* Task statement
Assemble all lines in which the string "Pesanan" appears.

* Dataset rows
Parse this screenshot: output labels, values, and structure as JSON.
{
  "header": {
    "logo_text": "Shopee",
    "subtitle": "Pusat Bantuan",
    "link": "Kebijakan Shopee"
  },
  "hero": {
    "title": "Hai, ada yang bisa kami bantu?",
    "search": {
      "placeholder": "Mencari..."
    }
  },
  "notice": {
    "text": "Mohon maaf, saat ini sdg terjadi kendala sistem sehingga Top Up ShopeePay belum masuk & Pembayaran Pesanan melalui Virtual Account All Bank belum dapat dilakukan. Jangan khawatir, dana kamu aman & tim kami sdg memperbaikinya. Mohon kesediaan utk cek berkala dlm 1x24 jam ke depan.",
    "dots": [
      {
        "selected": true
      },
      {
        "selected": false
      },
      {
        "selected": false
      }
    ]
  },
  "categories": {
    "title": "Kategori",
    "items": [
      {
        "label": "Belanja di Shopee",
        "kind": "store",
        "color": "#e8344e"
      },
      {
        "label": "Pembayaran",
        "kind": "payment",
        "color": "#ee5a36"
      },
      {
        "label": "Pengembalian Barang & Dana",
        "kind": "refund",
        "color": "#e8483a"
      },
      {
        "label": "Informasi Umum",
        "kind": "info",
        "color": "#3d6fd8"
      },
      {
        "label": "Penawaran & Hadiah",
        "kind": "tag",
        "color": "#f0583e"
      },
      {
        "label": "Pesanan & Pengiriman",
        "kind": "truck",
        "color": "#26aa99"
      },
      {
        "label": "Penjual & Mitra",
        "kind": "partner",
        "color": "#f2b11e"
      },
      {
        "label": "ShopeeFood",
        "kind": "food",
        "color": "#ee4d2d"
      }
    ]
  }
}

* Result of the task
    "text": "Mohon maaf, saat ini sdg terjadi kendala sistem sehingga Top Up ShopeePay belum masuk & Pembayaran Pesanan melalui Virtual Account All Bank belum dapat dilakukan. Jangan khawatir, dana kamu aman & tim kami sdg memperbaikinya. Mohon kesediaan utk cek berkala dlm 1x24 jam ke depan.",
        "label": "Pesanan & Pengiriman",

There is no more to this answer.